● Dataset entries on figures
######

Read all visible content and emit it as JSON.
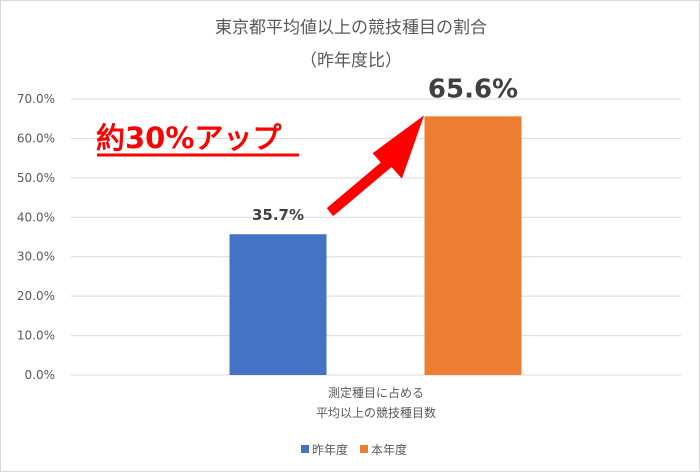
{
  "chart_data": {
    "type": "bar",
    "title": "東京都平均値以上の競技種目の割合",
    "subtitle": "（昨年度比）",
    "categories": [
      "測定種目に占める",
      "平均以上の競技種目数"
    ],
    "y_ticks": [
      "0.0%",
      "10.0%",
      "20.0%",
      "30.0%",
      "40.0%",
      "50.0%",
      "60.0%",
      "70.0%"
    ],
    "ylim": [
      0,
      70
    ],
    "grid": true,
    "legend_position": "bottom",
    "series": [
      {
        "name": "昨年度",
        "value": 35.7,
        "label": "35.7%",
        "color": "#4472c4"
      },
      {
        "name": "本年度",
        "value": 65.6,
        "label": "65.6%",
        "color": "#ed7d31"
      }
    ],
    "annotation": {
      "text": "約30%アップ",
      "color": "#ff0000"
    }
  }
}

######

Output the records above exactly as they are, leaving out the pictures.

Read all visible content and emit it as JSON.
{
  "chart_data": {
    "type": "bar",
    "title": "東京都平均値以上の競技種目の割合",
    "subtitle": "（昨年度比）",
    "categories": [
      "測定種目に占める",
      "平均以上の競技種目数"
    ],
    "y_ticks": [
      "0.0%",
      "10.0%",
      "20.0%",
      "30.0%",
      "40.0%",
      "50.0%",
      "60.0%",
      "70.0%"
    ],
    "ylim": [
      0,
      70
    ],
    "grid": true,
    "legend_position": "bottom",
    "series": [
      {
        "name": "昨年度",
        "value": 35.7,
        "label": "35.7%",
        "color": "#4472c4"
      },
      {
        "name": "本年度",
        "value": 65.6,
        "label": "65.6%",
        "color": "#ed7d31"
      }
    ],
    "annotation": {
      "text": "約30%アップ",
      "color": "#ff0000"
    }
  }
}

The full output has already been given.